## BEGIN SOURCE PASSAGE

Walls filed an Answer to the Complaint on October 15, 2018. [Adv. Dkt. No. 5]. Walls denies that her obligation to iXorp should be excepted from discharge. Walls affirmatively defends that the acts complained of were performed in a corporate capacity and for the benefit of AVPOL, not by Walls individually. Walls also notes that although the Complaint seeks $295,091.46, iXorp has filed a proof of claim in the amount of $948,032.40, and that other records indicate different amounts allegedly owed.

The Trial

The Plaintiff presented the testimony of Bob Wilson, an investor in Plaintiff iXorp, LLC, and at all relevant times, its Chief Operating Officer.

At trial, the following exhibits were admitted: iXorp Proofs of Claim [Tr. Ex. 1]; Factoring and Security Agreement [Tr. Ex. 2]; First Addendum to the Agreement [Tr. Ex. 3]; Promissory Note [Tr. Ex. 4]; Loan Agreement [Tr. Ex. 5]; Guaranty Agreement [Tr. Ex. 6]; Intercreditor Agreement by and among AVPOL, iXorp and MBE [Tr. Ex. 7]; Refactoring Agreement [Tr. Ex. 8]; Bankruptcy Schedules and Statements [Tr. Exs. 9 and 10]; email from Walls to Wilson and Bales [Tr. Ex. 11]; and email from Walls to Wilson and Bales [Tr. Ex. 16].

Walls and a former employee of AVPOL, Bridget Lynn Damper, testified for the Defendant. Walls' tax returns for 2016 and 2017 were admitted as Defendant's Exhibit 1 and a summary of payments made by AVPOL to iXorp was admitted as Defendant's Exhibit 2.

JURISDICTION

Jurisdiction over a complaint arising under the Bankruptcy Code lies with the district court. 28 U.S.C. § 1334(b). Pursuant to authority granted to the district courts at 28 U.S.C. § 157(a), the district court for the Western District of Tennessee has referred to the bankruptcy judges of this district all cases arising under Title 11 and all proceedings arising under Title 11 or arising in or related to a case under Title 11. In re Jurisdiction and Proceedings Under the Bankruptcy Amendments Act of 1984, Misc. No. 81-30 (W.D. Tenn. July 10, 1984). Determination of an objection to discharge or the dischargeability of a particular debt and the allowance or disallowance of claims against the estate are core proceedings arising under the Bankruptcy Code. See, 11 U.S.C. § 157(b)(2)(B), (I) and (J). Accordingly, this court has authority to hear and determine this adversary proceeding and the Debtor's Objection to Claim Number 12 subject to appellate review under section 158 of Title 28. 28 U.S.C. § 157(b)(1).

ANALYSIS

Standard for Determining Exceptions to Discharge

Exceptions to discharge are to be narrowly construed in favor of the debtor. Meyers v. I.R.S. (In re Meyers), 196 F.3d 622, 624 (6th Cir.1999). The party seeking the exception to discharge bears the burden of proof by a preponderance of the evidence. Grogan v. Garner, 498 U.S. 279, 286, 111 S. Ct. 654, 112 L. Ed. 2d 755 (1991).

## END SOURCE PASSAGE

▶ WHAT YOU WILL DO
**1.** Using the court excerpt above, answer each question below.
(a) On what date did Walls file her Answer to the Complaint?
(b) Who testified for the Plaintiff, and what role did he hold at iXorp at all relevant times?
(c) What standard of proof must the party seeking an exception to discharge meet?
**2.** Transcribe the stretch of the court excerpt from "Standard for Determining" through "2d 755 (1991).".

## BEGIN INFORMATION SUPPLIED

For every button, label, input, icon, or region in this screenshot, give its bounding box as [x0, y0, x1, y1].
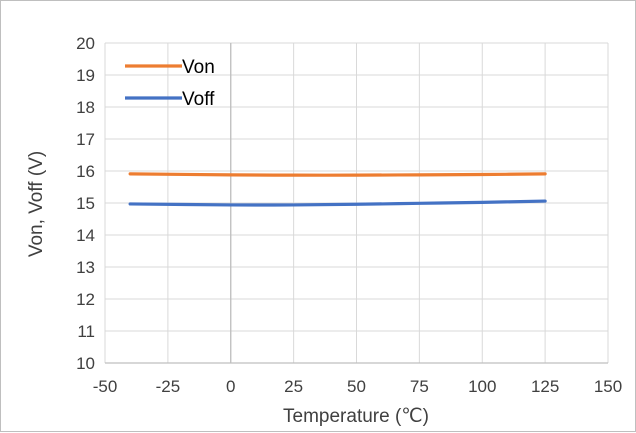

## END INFORMATION SUPPLIED

▶ OUTPUTS FOR THE TASKS
**1.**
(a) October 15, 2018.
(b) Bob Wilson, its Chief Operating Officer.
(c) A preponderance of the evidence.

**2.**
Standard for Determining Exceptions to Discharge

Exceptions to discharge are to be narrowly construed in favor of the debtor. Meyers v. I.R.S. (In re Meyers), 196 F.3d 622, 624 (6th Cir.1999). The party seeking the exception to discharge bears the burden of proof by a preponderance of the evidence. Grogan v. Garner, 498 U.S. 279, 286, 111 S. Ct. 654, 112 L. Ed. 2d 755 (1991).